* What is asked: Look through the data for the string "MunafaSutra". Copy every line where it is found.

--- Start Entries shown ---

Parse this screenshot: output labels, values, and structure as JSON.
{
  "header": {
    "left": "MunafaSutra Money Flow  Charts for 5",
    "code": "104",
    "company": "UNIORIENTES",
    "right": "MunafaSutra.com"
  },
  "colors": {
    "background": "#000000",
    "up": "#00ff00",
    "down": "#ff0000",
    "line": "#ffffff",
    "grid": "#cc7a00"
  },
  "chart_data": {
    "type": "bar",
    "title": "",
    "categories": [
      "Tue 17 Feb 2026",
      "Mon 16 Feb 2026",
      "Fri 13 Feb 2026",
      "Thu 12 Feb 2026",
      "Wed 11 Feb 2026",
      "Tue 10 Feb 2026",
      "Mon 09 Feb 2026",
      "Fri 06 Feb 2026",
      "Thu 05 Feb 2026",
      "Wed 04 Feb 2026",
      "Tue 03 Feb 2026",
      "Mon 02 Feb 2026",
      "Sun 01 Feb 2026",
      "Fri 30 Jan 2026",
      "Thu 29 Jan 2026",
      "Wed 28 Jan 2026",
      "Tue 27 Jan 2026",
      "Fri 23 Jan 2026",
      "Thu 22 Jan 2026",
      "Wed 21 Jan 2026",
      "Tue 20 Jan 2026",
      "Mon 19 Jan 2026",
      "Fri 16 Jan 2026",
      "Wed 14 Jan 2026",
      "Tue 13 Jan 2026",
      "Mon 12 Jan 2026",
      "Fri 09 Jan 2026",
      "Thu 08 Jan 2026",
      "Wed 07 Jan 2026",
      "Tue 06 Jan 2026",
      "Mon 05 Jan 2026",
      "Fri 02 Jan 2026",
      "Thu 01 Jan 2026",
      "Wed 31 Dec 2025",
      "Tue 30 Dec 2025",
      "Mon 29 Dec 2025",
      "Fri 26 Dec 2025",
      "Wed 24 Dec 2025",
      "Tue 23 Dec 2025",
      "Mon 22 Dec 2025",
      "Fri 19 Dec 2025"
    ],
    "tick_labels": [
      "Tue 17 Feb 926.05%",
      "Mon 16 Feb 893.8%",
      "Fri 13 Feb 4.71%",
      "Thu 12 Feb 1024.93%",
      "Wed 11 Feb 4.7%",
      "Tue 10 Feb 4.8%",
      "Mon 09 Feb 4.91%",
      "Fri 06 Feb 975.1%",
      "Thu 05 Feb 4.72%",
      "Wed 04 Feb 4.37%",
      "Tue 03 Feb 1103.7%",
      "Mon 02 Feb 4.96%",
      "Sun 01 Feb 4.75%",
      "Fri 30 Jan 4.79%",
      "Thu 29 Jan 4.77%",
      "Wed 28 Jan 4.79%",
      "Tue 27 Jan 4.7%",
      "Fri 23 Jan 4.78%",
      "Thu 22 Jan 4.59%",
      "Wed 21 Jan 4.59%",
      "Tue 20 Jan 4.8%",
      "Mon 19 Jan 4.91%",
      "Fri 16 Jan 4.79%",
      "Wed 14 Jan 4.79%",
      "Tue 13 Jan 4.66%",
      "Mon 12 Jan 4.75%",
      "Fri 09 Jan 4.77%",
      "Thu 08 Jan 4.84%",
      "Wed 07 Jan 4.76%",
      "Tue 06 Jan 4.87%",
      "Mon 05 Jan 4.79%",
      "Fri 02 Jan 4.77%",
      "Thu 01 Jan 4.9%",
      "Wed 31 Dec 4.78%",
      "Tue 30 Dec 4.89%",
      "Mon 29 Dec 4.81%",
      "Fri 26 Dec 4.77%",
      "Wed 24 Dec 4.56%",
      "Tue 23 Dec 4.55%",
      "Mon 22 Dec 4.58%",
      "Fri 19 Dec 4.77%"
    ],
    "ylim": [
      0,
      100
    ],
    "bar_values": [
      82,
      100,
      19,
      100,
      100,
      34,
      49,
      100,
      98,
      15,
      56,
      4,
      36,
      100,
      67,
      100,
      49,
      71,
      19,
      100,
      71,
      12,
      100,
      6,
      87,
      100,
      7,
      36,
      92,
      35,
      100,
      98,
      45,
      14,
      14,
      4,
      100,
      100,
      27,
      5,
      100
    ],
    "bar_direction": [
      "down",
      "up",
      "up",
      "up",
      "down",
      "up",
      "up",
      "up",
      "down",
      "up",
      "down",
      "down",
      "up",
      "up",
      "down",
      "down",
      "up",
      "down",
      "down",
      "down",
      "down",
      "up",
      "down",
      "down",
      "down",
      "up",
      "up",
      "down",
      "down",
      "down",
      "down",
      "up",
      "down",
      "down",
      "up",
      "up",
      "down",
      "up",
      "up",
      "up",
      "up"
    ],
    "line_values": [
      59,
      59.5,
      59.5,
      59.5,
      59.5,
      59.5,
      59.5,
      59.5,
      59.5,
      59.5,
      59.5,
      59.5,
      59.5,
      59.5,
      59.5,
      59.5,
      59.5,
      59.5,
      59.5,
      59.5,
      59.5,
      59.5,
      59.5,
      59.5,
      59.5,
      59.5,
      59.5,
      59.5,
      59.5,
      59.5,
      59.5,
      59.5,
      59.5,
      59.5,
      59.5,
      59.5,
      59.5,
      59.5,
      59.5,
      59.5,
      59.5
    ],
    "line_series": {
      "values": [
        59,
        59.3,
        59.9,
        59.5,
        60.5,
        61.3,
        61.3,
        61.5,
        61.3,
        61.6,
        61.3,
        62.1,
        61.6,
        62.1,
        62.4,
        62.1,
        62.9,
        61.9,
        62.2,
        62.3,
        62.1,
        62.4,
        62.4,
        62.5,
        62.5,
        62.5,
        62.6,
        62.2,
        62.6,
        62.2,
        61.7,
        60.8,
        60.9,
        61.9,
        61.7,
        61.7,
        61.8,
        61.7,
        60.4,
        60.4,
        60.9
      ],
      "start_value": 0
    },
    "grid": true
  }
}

--- End Entries shown ---

* Solution for this task:
    "left": "MunafaSutra Money Flow  Charts for 5",
    "right": "MunafaSutra.com"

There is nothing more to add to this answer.